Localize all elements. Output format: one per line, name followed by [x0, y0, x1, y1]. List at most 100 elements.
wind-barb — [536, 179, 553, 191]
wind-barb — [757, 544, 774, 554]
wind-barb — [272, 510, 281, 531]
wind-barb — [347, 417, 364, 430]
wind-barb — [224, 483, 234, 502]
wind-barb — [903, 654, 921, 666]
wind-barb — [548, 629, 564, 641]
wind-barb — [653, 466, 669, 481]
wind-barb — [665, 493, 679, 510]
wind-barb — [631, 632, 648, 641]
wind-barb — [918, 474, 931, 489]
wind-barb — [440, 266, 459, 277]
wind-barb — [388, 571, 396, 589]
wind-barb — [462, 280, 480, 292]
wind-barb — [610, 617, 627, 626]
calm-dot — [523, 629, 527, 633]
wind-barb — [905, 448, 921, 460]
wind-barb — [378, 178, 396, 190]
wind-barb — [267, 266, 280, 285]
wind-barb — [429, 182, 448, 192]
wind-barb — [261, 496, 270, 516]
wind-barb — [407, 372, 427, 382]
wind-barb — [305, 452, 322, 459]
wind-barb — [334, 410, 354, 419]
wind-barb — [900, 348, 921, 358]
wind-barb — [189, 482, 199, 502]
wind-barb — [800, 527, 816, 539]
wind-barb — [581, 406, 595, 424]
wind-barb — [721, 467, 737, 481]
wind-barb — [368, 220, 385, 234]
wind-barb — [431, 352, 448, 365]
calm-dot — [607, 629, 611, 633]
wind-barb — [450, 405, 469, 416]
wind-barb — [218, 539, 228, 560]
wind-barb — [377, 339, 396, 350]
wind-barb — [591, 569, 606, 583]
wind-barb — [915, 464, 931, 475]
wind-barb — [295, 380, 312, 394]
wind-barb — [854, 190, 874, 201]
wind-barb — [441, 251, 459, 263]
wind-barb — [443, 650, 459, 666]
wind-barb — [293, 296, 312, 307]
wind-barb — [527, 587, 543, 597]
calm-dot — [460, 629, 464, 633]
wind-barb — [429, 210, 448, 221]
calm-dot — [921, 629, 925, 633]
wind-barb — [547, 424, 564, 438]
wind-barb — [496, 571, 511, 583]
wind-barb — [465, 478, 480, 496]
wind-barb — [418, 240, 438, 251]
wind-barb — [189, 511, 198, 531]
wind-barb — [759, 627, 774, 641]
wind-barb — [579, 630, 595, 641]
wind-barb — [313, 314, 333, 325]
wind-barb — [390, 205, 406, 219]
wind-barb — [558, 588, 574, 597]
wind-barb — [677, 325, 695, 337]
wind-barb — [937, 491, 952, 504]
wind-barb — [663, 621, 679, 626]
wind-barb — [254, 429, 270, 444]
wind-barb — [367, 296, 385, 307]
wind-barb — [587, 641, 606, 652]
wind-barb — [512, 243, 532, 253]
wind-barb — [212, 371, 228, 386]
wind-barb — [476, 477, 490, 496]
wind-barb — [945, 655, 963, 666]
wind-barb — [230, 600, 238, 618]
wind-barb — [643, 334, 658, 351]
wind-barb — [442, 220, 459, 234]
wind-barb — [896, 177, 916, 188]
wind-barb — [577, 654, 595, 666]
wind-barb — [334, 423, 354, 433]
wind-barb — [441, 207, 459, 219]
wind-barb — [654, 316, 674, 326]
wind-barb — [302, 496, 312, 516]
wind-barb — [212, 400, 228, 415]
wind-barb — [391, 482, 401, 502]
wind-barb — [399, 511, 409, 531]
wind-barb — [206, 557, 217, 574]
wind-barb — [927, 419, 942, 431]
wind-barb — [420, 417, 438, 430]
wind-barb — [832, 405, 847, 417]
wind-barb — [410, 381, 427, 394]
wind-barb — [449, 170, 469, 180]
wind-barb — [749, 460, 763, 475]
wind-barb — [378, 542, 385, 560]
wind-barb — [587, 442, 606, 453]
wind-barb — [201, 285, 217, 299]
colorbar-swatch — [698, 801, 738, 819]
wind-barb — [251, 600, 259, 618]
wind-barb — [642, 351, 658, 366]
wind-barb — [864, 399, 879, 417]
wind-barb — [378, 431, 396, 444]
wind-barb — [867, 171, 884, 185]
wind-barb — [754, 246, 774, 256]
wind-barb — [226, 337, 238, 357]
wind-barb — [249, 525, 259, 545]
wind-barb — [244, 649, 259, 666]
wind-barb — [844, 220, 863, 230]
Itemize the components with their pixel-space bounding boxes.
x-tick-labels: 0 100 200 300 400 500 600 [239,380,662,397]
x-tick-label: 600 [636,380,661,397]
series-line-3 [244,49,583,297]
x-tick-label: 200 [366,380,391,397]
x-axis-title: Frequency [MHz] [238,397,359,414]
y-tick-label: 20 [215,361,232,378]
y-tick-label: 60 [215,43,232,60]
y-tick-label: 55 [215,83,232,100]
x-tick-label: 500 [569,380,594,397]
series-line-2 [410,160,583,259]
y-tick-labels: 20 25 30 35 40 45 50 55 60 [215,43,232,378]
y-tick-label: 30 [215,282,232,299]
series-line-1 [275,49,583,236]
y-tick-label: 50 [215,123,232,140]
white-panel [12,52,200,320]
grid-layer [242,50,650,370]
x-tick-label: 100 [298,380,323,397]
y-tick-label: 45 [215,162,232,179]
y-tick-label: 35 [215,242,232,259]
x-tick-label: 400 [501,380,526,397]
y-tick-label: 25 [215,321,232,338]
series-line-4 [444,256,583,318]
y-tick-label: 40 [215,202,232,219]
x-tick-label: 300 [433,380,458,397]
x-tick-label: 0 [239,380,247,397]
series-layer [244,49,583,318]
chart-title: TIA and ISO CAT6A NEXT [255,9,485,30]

* PROBLEM DETAILS *
Reproduce all of the records above, renaming every "wind-barb" to "barb-symbol" and leaving everything else unchanged.

* FULL ANSWER *
Localize all elements. Output format: one per line, name followed by [x0, y0, x1, y1]. List at most 100 elements.
barb-symbol — [536, 179, 553, 191]
barb-symbol — [757, 544, 774, 554]
barb-symbol — [272, 510, 281, 531]
barb-symbol — [347, 417, 364, 430]
barb-symbol — [224, 483, 234, 502]
barb-symbol — [903, 654, 921, 666]
barb-symbol — [548, 629, 564, 641]
barb-symbol — [653, 466, 669, 481]
barb-symbol — [665, 493, 679, 510]
barb-symbol — [631, 632, 648, 641]
barb-symbol — [918, 474, 931, 489]
barb-symbol — [440, 266, 459, 277]
barb-symbol — [388, 571, 396, 589]
barb-symbol — [462, 280, 480, 292]
barb-symbol — [610, 617, 627, 626]
calm-dot — [523, 629, 527, 633]
barb-symbol — [905, 448, 921, 460]
barb-symbol — [378, 178, 396, 190]
barb-symbol — [267, 266, 280, 285]
barb-symbol — [429, 182, 448, 192]
barb-symbol — [261, 496, 270, 516]
barb-symbol — [407, 372, 427, 382]
barb-symbol — [305, 452, 322, 459]
barb-symbol — [334, 410, 354, 419]
barb-symbol — [900, 348, 921, 358]
barb-symbol — [189, 482, 199, 502]
barb-symbol — [800, 527, 816, 539]
barb-symbol — [581, 406, 595, 424]
barb-symbol — [721, 467, 737, 481]
barb-symbol — [368, 220, 385, 234]
barb-symbol — [431, 352, 448, 365]
calm-dot — [607, 629, 611, 633]
barb-symbol — [450, 405, 469, 416]
barb-symbol — [218, 539, 228, 560]
barb-symbol — [377, 339, 396, 350]
barb-symbol — [591, 569, 606, 583]
barb-symbol — [915, 464, 931, 475]
barb-symbol — [295, 380, 312, 394]
barb-symbol — [854, 190, 874, 201]
barb-symbol — [441, 251, 459, 263]
barb-symbol — [443, 650, 459, 666]
barb-symbol — [293, 296, 312, 307]
barb-symbol — [527, 587, 543, 597]
calm-dot — [460, 629, 464, 633]
barb-symbol — [429, 210, 448, 221]
calm-dot — [921, 629, 925, 633]
barb-symbol — [547, 424, 564, 438]
barb-symbol — [496, 571, 511, 583]
barb-symbol — [465, 478, 480, 496]
barb-symbol — [418, 240, 438, 251]
barb-symbol — [189, 511, 198, 531]
barb-symbol — [759, 627, 774, 641]
barb-symbol — [579, 630, 595, 641]
barb-symbol — [313, 314, 333, 325]
barb-symbol — [390, 205, 406, 219]
barb-symbol — [558, 588, 574, 597]
barb-symbol — [677, 325, 695, 337]
barb-symbol — [937, 491, 952, 504]
barb-symbol — [663, 621, 679, 626]
barb-symbol — [254, 429, 270, 444]
barb-symbol — [367, 296, 385, 307]
barb-symbol — [587, 641, 606, 652]
barb-symbol — [512, 243, 532, 253]
barb-symbol — [212, 371, 228, 386]
barb-symbol — [476, 477, 490, 496]
barb-symbol — [945, 655, 963, 666]
barb-symbol — [230, 600, 238, 618]
barb-symbol — [643, 334, 658, 351]
barb-symbol — [442, 220, 459, 234]
barb-symbol — [896, 177, 916, 188]
barb-symbol — [577, 654, 595, 666]
barb-symbol — [334, 423, 354, 433]
barb-symbol — [441, 207, 459, 219]
barb-symbol — [654, 316, 674, 326]
barb-symbol — [302, 496, 312, 516]
barb-symbol — [212, 400, 228, 415]
barb-symbol — [391, 482, 401, 502]
barb-symbol — [399, 511, 409, 531]
barb-symbol — [206, 557, 217, 574]
barb-symbol — [927, 419, 942, 431]
barb-symbol — [420, 417, 438, 430]
barb-symbol — [832, 405, 847, 417]
barb-symbol — [410, 381, 427, 394]
barb-symbol — [449, 170, 469, 180]
barb-symbol — [749, 460, 763, 475]
barb-symbol — [378, 542, 385, 560]
barb-symbol — [587, 442, 606, 453]
barb-symbol — [201, 285, 217, 299]
colorbar-swatch — [698, 801, 738, 819]
barb-symbol — [251, 600, 259, 618]
barb-symbol — [642, 351, 658, 366]
barb-symbol — [864, 399, 879, 417]
barb-symbol — [378, 431, 396, 444]
barb-symbol — [867, 171, 884, 185]
barb-symbol — [754, 246, 774, 256]
barb-symbol — [226, 337, 238, 357]
barb-symbol — [249, 525, 259, 545]
barb-symbol — [244, 649, 259, 666]
barb-symbol — [844, 220, 863, 230]
Itemize the components with their pixel-space bounding boxes.
x-tick-labels: 0 100 200 300 400 500 600 [239,380,662,397]
x-tick-label: 600 [636,380,661,397]
series-line-3 [244,49,583,297]
x-tick-label: 200 [366,380,391,397]
x-axis-title: Frequency [MHz] [238,397,359,414]
y-tick-label: 20 [215,361,232,378]
y-tick-label: 60 [215,43,232,60]
y-tick-label: 55 [215,83,232,100]
x-tick-label: 500 [569,380,594,397]
series-line-2 [410,160,583,259]
y-tick-labels: 20 25 30 35 40 45 50 55 60 [215,43,232,378]
y-tick-label: 30 [215,282,232,299]
series-line-1 [275,49,583,236]
y-tick-label: 50 [215,123,232,140]
white-panel [12,52,200,320]
grid-layer [242,50,650,370]
x-tick-label: 100 [298,380,323,397]
y-tick-label: 45 [215,162,232,179]
y-tick-label: 35 [215,242,232,259]
x-tick-label: 400 [501,380,526,397]
y-tick-label: 25 [215,321,232,338]
series-line-4 [444,256,583,318]
y-tick-label: 40 [215,202,232,219]
x-tick-label: 300 [433,380,458,397]
x-tick-label: 0 [239,380,247,397]
series-layer [244,49,583,318]
chart-title: TIA and ISO CAT6A NEXT [255,9,485,30]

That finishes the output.